### EXERCISE OBJECTIVE
Every line below is to be quoted exactly, with nothing added or dropped.

-- START RECORD EXCERPTS --

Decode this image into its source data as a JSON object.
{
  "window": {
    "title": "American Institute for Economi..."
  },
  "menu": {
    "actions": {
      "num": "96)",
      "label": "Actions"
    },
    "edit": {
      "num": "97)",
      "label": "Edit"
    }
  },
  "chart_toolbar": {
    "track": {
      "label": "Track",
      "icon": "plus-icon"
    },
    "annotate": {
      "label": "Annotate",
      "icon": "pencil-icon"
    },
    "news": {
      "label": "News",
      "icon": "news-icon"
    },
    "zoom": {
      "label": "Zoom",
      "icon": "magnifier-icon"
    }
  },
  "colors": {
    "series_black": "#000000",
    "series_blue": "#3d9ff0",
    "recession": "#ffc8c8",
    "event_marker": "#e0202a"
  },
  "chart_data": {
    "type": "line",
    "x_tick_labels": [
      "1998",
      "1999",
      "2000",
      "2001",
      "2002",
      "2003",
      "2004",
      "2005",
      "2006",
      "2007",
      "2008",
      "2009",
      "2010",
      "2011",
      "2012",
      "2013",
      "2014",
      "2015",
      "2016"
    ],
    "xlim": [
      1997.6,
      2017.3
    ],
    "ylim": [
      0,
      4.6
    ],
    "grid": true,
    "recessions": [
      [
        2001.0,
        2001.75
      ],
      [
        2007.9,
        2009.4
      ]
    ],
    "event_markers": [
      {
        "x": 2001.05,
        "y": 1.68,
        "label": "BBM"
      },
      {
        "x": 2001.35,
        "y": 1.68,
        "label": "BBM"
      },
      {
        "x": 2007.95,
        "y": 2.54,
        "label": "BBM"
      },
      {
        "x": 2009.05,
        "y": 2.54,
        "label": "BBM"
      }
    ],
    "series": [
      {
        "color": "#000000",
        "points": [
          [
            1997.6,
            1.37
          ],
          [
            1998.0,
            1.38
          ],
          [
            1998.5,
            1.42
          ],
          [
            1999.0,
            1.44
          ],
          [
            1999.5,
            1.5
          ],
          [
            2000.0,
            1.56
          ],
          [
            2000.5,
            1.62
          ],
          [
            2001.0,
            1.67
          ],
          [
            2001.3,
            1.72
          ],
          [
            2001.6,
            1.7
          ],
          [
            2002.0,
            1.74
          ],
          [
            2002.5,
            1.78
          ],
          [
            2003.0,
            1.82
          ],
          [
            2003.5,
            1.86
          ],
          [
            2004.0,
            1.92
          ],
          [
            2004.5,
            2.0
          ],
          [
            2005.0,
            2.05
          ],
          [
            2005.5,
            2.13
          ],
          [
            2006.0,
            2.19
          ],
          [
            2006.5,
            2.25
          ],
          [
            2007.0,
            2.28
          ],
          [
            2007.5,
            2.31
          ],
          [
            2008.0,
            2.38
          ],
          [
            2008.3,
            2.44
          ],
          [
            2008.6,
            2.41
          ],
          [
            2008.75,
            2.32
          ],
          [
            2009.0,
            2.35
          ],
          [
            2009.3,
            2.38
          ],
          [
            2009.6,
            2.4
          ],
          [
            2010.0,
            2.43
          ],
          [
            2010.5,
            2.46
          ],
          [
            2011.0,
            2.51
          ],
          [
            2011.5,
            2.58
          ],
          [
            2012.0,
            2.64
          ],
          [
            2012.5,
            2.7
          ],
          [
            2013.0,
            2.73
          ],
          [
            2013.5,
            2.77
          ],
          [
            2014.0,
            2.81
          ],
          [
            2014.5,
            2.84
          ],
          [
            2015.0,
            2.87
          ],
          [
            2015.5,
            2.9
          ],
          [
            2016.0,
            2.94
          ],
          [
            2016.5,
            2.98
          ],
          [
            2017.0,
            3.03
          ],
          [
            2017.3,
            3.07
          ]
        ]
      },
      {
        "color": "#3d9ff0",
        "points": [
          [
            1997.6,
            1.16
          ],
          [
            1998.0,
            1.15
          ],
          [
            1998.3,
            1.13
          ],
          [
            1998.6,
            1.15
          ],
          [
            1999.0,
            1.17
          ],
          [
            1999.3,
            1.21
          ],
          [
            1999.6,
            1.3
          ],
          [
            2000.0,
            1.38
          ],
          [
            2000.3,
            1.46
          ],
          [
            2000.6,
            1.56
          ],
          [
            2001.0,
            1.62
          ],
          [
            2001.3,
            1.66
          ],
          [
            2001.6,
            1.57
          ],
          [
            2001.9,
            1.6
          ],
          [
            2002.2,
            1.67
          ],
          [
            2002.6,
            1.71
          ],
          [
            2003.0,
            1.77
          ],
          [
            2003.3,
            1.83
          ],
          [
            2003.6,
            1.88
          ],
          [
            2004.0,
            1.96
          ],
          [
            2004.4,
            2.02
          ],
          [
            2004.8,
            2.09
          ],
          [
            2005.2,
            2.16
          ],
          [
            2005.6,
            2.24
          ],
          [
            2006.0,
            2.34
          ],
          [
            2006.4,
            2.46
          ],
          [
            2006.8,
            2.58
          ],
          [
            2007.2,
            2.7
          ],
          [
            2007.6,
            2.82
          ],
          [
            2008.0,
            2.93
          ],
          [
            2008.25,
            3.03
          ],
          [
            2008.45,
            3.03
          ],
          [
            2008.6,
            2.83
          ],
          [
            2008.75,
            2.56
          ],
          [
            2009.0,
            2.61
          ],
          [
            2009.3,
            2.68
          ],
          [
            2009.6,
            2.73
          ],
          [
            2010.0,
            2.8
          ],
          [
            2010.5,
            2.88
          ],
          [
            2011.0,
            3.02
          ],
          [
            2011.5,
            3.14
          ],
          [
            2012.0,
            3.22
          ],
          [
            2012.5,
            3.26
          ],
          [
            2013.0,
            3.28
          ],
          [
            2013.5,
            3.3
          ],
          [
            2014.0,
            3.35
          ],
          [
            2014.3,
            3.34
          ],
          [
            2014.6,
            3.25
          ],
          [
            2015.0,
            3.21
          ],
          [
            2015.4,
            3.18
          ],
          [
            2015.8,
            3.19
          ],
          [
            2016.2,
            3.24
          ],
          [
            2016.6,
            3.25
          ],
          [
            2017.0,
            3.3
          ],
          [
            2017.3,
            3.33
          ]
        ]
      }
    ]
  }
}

-- END RECORD EXCERPTS --

### RESULT FOR THIS TASK
Decode this image into its source data as a JSON object.
{
  "window": {
    "title": "American Institute for Economi..."
  },
  "menu": {
    "actions": {
      "num": "96)",
      "label": "Actions"
    },
    "edit": {
      "num": "97)",
      "label": "Edit"
    }
  },
  "chart_toolbar": {
    "track": {
      "label": "Track",
      "icon": "plus-icon"
    },
    "annotate": {
      "label": "Annotate",
      "icon": "pencil-icon"
    },
    "news": {
      "label": "News",
      "icon": "news-icon"
    },
    "zoom": {
      "label": "Zoom",
      "icon": "magnifier-icon"
    }
  },
  "colors": {
    "series_black": "#000000",
    "series_blue": "#3d9ff0",
    "recession": "#ffc8c8",
    "event_marker": "#e0202a"
  },
  "chart_data": {
    "type": "line",
    "x_tick_labels": [
      "1998",
      "1999",
      "2000",
      "2001",
      "2002",
      "2003",
      "2004",
      "2005",
      "2006",
      "2007",
      "2008",
      "2009",
      "2010",
      "2011",
      "2012",
      "2013",
      "2014",
      "2015",
      "2016"
    ],
    "xlim": [
      1997.6,
      2017.3
    ],
    "ylim": [
      0,
      4.6
    ],
    "grid": true,
    "recessions": [
      [
        2001.0,
        2001.75
      ],
      [
        2007.9,
        2009.4
      ]
    ],
    "event_markers": [
      {
        "x": 2001.05,
        "y": 1.68,
        "label": "BBM"
      },
      {
        "x": 2001.35,
        "y": 1.68,
        "label": "BBM"
      },
      {
        "x": 2007.95,
        "y": 2.54,
        "label": "BBM"
      },
      {
        "x": 2009.05,
        "y": 2.54,
        "label": "BBM"
      }
    ],
    "series": [
      {
        "color": "#000000",
        "points": [
          [
            1997.6,
            1.37
          ],
          [
            1998.0,
            1.38
          ],
          [
            1998.5,
            1.42
          ],
          [
            1999.0,
            1.44
          ],
          [
            1999.5,
            1.5
          ],
          [
            2000.0,
            1.56
          ],
          [
            2000.5,
            1.62
          ],
          [
            2001.0,
            1.67
          ],
          [
            2001.3,
            1.72
          ],
          [
            2001.6,
            1.7
          ],
          [
            2002.0,
            1.74
          ],
          [
            2002.5,
            1.78
          ],
          [
            2003.0,
            1.82
          ],
          [
            2003.5,
            1.86
          ],
          [
            2004.0,
            1.92
          ],
          [
            2004.5,
            2.0
          ],
          [
            2005.0,
            2.05
          ],
          [
            2005.5,
            2.13
          ],
          [
            2006.0,
            2.19
          ],
          [
            2006.5,
            2.25
          ],
          [
            2007.0,
            2.28
          ],
          [
            2007.5,
            2.31
          ],
          [
            2008.0,
            2.38
          ],
          [
            2008.3,
            2.44
          ],
          [
            2008.6,
            2.41
          ],
          [
            2008.75,
            2.32
          ],
          [
            2009.0,
            2.35
          ],
          [
            2009.3,
            2.38
          ],
          [
            2009.6,
            2.4
          ],
          [
            2010.0,
            2.43
          ],
          [
            2010.5,
            2.46
          ],
          [
            2011.0,
            2.51
          ],
          [
            2011.5,
            2.58
          ],
          [
            2012.0,
            2.64
          ],
          [
            2012.5,
            2.7
          ],
          [
            2013.0,
            2.73
          ],
          [
            2013.5,
            2.77
          ],
          [
            2014.0,
            2.81
          ],
          [
            2014.5,
            2.84
          ],
          [
            2015.0,
            2.87
          ],
          [
            2015.5,
            2.9
          ],
          [
            2016.0,
            2.94
          ],
          [
            2016.5,
            2.98
          ],
          [
            2017.0,
            3.03
          ],
          [
            2017.3,
            3.07
          ]
        ]
      },
      {
        "color": "#3d9ff0",
        "points": [
          [
            1997.6,
            1.16
          ],
          [
            1998.0,
            1.15
          ],
          [
            1998.3,
            1.13
          ],
          [
            1998.6,
            1.15
          ],
          [
            1999.0,
            1.17
          ],
          [
            1999.3,
            1.21
          ],
          [
            1999.6,
            1.3
          ],
          [
            2000.0,
            1.38
          ],
          [
            2000.3,
            1.46
          ],
          [
            2000.6,
            1.56
          ],
          [
            2001.0,
            1.62
          ],
          [
            2001.3,
            1.66
          ],
          [
            2001.6,
            1.57
          ],
          [
            2001.9,
            1.6
          ],
          [
            2002.2,
            1.67
          ],
          [
            2002.6,
            1.71
          ],
          [
            2003.0,
            1.77
          ],
          [
            2003.3,
            1.83
          ],
          [
            2003.6,
            1.88
          ],
          [
            2004.0,
            1.96
          ],
          [
            2004.4,
            2.02
          ],
          [
            2004.8,
            2.09
          ],
          [
            2005.2,
            2.16
          ],
          [
            2005.6,
            2.24
          ],
          [
            2006.0,
            2.34
          ],
          [
            2006.4,
            2.46
          ],
          [
            2006.8,
            2.58
          ],
          [
            2007.2,
            2.7
          ],
          [
            2007.6,
            2.82
          ],
          [
            2008.0,
            2.93
          ],
          [
            2008.25,
            3.03
          ],
          [
            2008.45,
            3.03
          ],
          [
            2008.6,
            2.83
          ],
          [
            2008.75,
            2.56
          ],
          [
            2009.0,
            2.61
          ],
          [
            2009.3,
            2.68
          ],
          [
            2009.6,
            2.73
          ],
          [
            2010.0,
            2.8
          ],
          [
            2010.5,
            2.88
          ],
          [
            2011.0,
            3.02
          ],
          [
            2011.5,
            3.14
          ],
          [
            2012.0,
            3.22
          ],
          [
            2012.5,
            3.26
          ],
          [
            2013.0,
            3.28
          ],
          [
            2013.5,
            3.3
          ],
          [
            2014.0,
            3.35
          ],
          [
            2014.3,
            3.34
          ],
          [
            2014.6,
            3.25
          ],
          [
            2015.0,
            3.21
          ],
          [
            2015.4,
            3.18
          ],
          [
            2015.8,
            3.19
          ],
          [
            2016.2,
            3.24
          ],
          [
            2016.6,
            3.25
          ],
          [
            2017.0,
            3.3
          ],
          [
            2017.3,
            3.33
          ]
        ]
      }
    ]
  }
}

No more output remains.